┌──
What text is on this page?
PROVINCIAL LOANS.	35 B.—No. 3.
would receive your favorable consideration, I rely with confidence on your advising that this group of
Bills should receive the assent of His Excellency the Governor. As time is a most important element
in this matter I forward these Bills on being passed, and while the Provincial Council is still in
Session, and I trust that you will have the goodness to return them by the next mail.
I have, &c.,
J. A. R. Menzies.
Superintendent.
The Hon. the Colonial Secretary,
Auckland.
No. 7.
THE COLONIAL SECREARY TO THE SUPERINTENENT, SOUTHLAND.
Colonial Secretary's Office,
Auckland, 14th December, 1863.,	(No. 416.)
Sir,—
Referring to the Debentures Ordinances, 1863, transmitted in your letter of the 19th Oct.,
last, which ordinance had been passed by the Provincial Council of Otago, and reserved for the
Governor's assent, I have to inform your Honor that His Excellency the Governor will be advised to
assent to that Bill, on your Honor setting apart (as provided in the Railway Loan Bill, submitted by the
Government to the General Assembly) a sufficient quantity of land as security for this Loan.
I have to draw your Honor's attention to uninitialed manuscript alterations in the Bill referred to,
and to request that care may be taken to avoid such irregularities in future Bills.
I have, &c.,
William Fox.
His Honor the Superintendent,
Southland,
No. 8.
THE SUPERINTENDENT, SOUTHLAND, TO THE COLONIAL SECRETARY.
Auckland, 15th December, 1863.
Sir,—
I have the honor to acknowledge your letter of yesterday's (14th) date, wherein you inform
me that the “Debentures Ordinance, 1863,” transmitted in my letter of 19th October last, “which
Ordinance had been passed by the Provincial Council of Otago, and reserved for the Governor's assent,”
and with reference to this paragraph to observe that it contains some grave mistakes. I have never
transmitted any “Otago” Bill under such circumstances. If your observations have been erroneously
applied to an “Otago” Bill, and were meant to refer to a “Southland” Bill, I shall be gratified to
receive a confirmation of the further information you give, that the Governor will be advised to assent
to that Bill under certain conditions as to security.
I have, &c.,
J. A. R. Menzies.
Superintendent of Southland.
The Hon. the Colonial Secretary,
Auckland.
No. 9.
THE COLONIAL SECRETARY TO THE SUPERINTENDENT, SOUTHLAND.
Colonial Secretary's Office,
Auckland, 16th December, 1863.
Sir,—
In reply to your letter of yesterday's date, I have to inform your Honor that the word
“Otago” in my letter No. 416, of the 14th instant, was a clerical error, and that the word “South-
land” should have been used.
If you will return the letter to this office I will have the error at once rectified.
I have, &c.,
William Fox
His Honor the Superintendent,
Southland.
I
└──
:: YOUR INSTRUCTIONS ::
Gather, from the listing above, every line carrying the word "been".

:: THE RESPONSE ::
last, which ordinance had been passed by the Provincial Council of Otago, and reserved for the
Ordinance had been passed by the Provincial Council of Otago, and reserved for the Governor's assent,”
transmitted any “Otago” Bill under such circumstances. If your observations have been erroneously
land” should have been used.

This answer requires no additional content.